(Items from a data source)

- - -

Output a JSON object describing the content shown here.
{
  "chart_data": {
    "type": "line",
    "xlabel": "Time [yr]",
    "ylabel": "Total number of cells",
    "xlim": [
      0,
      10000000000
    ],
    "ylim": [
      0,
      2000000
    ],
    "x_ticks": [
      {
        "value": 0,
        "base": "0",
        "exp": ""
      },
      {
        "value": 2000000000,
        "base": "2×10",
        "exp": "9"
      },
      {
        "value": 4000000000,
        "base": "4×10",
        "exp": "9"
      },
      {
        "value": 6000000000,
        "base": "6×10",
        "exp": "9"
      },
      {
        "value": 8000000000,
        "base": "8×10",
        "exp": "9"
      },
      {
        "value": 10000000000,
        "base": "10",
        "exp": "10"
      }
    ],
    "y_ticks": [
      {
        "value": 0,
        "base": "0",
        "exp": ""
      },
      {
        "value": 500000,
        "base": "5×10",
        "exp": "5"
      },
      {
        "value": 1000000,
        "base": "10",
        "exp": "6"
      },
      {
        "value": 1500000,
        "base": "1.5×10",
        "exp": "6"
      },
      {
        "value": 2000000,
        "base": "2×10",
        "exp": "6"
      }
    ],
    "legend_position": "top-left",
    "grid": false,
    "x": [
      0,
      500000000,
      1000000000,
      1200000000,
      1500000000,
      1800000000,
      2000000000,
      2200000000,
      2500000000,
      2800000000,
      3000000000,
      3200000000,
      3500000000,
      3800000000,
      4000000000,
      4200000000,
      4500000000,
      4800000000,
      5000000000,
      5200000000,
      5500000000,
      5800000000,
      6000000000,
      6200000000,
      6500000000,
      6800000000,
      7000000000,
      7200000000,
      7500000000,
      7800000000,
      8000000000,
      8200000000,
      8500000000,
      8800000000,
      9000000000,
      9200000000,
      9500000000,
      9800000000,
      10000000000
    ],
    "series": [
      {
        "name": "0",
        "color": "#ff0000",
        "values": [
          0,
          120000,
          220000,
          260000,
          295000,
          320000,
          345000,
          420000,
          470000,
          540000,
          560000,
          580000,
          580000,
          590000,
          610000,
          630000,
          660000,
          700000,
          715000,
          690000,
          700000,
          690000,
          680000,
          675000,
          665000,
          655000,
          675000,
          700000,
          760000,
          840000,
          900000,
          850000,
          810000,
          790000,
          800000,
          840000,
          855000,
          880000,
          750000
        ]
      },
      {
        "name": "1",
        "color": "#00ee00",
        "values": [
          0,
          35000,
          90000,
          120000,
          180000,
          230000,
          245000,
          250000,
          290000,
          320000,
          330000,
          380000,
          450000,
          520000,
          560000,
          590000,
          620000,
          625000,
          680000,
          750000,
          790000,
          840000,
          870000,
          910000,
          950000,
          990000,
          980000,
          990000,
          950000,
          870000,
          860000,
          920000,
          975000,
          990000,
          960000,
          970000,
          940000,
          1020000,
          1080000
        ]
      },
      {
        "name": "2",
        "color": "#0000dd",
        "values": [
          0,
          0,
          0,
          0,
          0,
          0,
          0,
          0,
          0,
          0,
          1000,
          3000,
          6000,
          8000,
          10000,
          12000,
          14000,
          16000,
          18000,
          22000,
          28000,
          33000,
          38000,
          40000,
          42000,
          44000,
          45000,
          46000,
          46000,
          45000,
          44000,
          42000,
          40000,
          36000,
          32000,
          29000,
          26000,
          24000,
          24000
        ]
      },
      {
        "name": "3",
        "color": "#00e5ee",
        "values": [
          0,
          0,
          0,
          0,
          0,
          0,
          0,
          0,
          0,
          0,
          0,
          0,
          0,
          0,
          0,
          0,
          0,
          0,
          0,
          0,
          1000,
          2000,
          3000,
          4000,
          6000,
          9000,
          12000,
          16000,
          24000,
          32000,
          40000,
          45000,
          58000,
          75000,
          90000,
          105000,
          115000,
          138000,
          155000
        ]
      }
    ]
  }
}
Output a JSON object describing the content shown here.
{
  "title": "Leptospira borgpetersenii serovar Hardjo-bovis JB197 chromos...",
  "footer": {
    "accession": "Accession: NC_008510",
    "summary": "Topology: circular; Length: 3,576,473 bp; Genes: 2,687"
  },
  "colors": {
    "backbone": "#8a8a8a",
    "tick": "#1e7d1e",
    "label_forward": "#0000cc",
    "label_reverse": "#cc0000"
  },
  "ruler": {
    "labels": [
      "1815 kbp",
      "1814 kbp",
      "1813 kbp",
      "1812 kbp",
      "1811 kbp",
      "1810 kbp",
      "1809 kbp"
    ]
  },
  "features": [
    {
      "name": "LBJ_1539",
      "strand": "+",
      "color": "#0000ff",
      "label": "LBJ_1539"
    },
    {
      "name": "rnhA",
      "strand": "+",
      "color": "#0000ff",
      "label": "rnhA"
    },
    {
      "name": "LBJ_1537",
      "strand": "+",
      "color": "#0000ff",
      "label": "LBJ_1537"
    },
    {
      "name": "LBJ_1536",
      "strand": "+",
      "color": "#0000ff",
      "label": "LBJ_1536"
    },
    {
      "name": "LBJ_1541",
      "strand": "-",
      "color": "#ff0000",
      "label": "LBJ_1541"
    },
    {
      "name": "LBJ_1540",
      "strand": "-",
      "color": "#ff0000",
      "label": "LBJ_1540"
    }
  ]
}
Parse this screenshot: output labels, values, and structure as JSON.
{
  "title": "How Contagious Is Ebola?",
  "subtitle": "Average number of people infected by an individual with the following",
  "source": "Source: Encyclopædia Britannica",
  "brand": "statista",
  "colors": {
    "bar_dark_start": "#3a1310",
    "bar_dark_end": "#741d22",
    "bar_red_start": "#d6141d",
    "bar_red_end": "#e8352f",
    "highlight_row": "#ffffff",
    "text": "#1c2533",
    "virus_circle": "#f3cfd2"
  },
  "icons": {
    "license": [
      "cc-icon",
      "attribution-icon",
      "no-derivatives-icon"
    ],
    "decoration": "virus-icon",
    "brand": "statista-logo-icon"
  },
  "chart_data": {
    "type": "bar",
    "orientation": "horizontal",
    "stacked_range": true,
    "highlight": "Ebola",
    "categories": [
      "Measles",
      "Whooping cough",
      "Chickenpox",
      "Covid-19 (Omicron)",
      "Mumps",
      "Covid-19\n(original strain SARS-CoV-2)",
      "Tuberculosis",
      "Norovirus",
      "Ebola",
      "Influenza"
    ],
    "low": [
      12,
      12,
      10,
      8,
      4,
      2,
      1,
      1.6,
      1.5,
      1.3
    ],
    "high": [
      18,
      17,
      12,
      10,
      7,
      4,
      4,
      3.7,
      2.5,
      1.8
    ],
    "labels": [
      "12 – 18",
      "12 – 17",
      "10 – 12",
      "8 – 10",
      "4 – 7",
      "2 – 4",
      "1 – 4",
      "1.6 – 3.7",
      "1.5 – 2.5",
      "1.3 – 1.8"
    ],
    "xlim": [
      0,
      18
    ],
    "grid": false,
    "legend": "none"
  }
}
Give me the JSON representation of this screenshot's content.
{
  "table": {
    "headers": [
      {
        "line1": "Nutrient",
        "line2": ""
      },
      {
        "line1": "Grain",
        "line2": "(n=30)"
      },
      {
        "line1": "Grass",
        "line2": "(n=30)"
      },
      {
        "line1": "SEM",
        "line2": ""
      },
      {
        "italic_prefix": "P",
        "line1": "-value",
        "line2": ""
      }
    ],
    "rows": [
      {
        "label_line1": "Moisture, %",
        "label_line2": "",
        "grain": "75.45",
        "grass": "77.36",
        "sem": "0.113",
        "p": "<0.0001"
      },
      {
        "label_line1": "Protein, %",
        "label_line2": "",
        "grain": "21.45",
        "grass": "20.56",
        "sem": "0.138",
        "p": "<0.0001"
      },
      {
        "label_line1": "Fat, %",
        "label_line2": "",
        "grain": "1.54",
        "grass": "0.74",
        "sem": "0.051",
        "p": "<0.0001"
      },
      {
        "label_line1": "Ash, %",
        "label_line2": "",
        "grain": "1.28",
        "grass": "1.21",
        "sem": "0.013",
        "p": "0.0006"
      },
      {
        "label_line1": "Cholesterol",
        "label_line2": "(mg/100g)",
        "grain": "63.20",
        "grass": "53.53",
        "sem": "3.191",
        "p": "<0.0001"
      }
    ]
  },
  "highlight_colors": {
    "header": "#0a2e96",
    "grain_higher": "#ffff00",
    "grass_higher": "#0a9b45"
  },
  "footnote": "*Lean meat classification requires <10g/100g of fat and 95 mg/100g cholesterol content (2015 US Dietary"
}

- - -

Required action — From the records above, pull every line that has the string "this" and copy it.

Exercise result —
Parse this screenshot: output labels, values, and structure as JSON.
Give me the JSON representation of this screenshot's content.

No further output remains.